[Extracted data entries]
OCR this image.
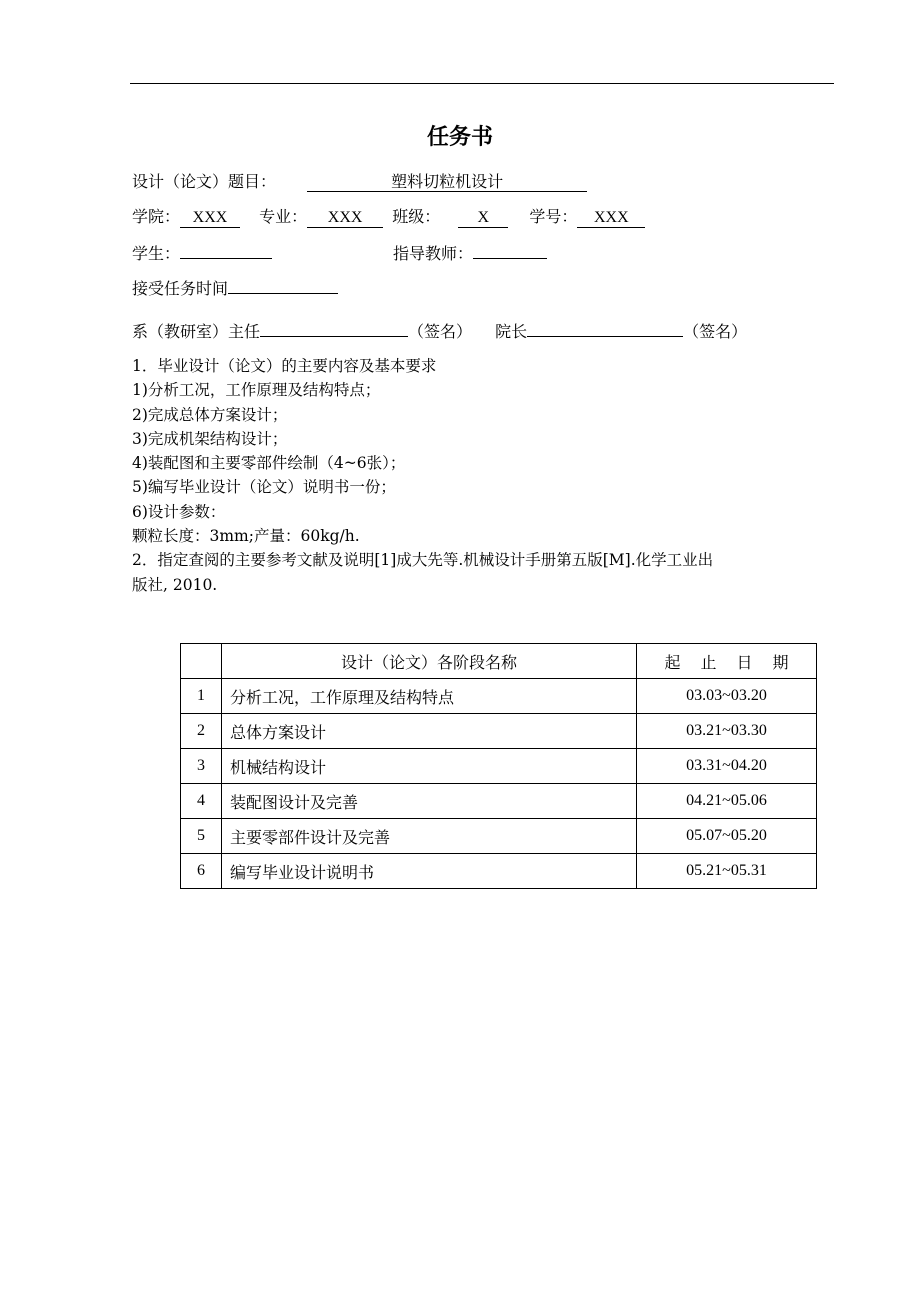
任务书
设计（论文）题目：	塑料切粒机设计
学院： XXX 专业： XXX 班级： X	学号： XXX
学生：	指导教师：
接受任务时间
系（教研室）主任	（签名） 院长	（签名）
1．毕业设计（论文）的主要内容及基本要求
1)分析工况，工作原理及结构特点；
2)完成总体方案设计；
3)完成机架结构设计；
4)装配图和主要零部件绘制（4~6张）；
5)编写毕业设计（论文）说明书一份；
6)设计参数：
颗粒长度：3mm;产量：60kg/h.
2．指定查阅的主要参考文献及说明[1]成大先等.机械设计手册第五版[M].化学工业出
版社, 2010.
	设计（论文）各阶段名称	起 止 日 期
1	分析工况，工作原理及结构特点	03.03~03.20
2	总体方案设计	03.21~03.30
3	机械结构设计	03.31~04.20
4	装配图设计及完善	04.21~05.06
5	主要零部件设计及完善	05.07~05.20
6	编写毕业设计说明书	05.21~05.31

§ **Task objective**
Leave out all images, then reproduce the entries above exactly.

§ **Answer to the exercise**
OCR this image.
任务书
设计（论文）题目：	塑料切粒机设计
学院： XXX 专业： XXX 班级： X	学号： XXX
学生：	指导教师：
接受任务时间
系（教研室）主任	（签名） 院长	（签名）
1．毕业设计（论文）的主要内容及基本要求
1)分析工况，工作原理及结构特点；
2)完成总体方案设计；
3)完成机架结构设计；
4)装配图和主要零部件绘制（4~6张）；
5)编写毕业设计（论文）说明书一份；
6)设计参数：
颗粒长度：3mm;产量：60kg/h.
2．指定查阅的主要参考文献及说明[1]成大先等.机械设计手册第五版[M].化学工业出
版社, 2010.
	设计（论文）各阶段名称	起 止 日 期
1	分析工况，工作原理及结构特点	03.03~03.20
2	总体方案设计	03.21~03.30
3	机械结构设计	03.31~04.20
4	装配图设计及完善	04.21~05.06
5	主要零部件设计及完善	05.07~05.20
6	编写毕业设计说明书	05.21~05.31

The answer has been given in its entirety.